Given problem:
Extract each line of the records below that contains the word "Select".

Stored rows:
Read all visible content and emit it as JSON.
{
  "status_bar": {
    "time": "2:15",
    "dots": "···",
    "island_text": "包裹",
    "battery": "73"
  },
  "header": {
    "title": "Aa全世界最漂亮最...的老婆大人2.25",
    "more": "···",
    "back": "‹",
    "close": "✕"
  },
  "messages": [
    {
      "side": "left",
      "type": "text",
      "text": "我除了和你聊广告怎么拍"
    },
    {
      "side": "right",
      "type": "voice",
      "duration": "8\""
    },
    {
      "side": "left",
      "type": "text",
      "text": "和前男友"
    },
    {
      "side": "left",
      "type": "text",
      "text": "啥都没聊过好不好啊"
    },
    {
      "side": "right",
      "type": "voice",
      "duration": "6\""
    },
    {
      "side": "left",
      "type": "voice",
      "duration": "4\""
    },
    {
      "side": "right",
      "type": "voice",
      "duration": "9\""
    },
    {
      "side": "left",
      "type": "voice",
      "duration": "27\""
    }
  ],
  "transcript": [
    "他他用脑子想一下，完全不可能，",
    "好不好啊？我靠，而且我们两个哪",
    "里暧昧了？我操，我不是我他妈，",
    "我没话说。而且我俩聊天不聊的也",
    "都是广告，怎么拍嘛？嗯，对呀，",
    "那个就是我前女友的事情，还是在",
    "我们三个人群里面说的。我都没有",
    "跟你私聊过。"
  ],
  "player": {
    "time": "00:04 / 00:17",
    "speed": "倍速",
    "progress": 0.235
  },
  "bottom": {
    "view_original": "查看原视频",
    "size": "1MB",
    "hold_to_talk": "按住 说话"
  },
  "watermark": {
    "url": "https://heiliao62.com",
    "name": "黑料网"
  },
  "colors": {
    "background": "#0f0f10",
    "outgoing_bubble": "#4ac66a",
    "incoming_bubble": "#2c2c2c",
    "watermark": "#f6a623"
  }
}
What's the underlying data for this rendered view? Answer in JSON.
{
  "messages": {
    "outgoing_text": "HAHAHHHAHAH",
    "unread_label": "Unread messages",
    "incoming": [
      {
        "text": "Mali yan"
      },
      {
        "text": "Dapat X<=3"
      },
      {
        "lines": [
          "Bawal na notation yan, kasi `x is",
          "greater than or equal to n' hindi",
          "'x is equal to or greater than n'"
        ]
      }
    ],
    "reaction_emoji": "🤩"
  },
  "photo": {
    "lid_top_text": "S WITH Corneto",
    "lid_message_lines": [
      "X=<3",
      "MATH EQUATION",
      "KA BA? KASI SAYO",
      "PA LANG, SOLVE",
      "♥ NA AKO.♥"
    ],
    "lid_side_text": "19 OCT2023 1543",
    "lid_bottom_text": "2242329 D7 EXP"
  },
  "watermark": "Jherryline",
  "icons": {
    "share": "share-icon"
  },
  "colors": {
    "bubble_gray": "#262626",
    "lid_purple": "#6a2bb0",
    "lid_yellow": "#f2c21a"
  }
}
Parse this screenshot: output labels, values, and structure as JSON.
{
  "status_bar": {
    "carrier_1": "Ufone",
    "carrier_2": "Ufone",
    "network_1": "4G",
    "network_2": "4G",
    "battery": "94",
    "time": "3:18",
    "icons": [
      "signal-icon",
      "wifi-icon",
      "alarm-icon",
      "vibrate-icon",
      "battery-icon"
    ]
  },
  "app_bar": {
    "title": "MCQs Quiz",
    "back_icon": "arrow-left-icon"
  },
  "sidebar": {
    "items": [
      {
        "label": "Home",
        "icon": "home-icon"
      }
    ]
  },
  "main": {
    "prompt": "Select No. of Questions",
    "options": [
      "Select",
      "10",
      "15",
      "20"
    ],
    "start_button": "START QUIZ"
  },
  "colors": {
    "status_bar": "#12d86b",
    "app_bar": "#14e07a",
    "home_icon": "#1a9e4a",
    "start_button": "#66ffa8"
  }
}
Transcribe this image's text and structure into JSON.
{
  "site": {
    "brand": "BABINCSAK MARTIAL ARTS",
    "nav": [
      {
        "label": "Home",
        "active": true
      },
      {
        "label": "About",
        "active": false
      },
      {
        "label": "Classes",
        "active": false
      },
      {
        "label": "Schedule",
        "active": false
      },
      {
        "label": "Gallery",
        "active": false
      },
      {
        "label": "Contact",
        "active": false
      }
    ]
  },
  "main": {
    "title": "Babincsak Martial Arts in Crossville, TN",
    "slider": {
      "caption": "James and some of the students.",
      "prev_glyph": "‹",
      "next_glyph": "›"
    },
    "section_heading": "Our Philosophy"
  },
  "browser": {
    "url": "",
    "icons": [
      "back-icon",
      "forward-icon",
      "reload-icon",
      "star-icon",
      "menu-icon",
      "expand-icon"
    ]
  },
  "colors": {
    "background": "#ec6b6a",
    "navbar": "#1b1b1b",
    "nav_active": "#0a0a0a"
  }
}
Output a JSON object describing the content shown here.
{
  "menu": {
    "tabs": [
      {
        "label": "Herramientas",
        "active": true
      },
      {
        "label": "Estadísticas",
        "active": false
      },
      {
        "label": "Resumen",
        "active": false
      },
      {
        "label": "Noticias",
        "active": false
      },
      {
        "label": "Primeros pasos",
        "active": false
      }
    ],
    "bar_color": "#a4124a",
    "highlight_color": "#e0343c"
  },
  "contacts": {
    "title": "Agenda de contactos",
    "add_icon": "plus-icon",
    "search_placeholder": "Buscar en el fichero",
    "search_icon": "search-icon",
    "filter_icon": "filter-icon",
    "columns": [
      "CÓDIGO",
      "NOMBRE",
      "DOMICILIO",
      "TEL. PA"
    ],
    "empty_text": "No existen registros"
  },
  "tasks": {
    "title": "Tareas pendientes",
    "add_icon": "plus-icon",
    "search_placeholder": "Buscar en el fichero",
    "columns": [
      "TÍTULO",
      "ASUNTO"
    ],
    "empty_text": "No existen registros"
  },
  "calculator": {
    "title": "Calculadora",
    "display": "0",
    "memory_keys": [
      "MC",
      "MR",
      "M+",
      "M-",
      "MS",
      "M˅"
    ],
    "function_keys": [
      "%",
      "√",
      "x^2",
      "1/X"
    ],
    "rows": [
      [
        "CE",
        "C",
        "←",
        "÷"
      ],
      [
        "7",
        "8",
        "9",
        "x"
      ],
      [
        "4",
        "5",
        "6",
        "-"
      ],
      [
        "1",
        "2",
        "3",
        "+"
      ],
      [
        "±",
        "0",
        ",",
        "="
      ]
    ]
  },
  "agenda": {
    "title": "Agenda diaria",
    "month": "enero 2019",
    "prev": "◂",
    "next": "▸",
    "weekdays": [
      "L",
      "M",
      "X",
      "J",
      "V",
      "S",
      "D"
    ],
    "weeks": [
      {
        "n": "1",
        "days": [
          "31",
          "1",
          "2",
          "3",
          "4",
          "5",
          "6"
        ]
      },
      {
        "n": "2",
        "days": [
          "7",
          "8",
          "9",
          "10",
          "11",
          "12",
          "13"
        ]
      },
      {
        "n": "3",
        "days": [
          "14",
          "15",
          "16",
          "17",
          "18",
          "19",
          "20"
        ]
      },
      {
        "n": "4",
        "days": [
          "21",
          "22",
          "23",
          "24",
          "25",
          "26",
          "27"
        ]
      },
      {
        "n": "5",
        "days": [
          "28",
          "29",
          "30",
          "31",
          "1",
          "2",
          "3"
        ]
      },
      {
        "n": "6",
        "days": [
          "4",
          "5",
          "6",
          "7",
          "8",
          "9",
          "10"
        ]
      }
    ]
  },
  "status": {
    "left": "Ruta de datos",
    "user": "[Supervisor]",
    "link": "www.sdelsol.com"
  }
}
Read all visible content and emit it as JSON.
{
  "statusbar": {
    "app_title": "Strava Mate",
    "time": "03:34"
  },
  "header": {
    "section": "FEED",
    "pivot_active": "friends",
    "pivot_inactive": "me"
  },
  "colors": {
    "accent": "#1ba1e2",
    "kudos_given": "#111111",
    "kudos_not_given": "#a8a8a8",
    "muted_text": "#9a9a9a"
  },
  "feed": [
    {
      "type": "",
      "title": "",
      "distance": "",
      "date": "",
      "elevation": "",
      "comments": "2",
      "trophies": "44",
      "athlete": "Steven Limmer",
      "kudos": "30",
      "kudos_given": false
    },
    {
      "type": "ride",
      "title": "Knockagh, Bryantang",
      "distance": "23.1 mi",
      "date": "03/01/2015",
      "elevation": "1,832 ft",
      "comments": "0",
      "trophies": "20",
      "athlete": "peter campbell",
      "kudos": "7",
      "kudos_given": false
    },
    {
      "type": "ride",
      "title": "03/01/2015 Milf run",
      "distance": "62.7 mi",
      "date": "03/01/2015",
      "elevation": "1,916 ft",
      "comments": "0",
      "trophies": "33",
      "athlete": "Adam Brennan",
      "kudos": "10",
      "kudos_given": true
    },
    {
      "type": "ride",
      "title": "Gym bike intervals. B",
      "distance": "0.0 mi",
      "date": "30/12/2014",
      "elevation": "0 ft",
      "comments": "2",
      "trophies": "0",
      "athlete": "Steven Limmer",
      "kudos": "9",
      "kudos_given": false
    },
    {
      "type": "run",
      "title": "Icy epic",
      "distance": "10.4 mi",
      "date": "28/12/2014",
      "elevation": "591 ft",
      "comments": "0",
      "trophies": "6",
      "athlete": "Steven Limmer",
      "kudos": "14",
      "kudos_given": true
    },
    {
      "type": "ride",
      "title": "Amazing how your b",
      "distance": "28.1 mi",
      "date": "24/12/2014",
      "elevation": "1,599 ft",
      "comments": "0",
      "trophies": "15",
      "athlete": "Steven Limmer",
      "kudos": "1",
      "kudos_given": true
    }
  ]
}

Solved exercise:
    "prompt": "Select No. of Questions",
      "Select",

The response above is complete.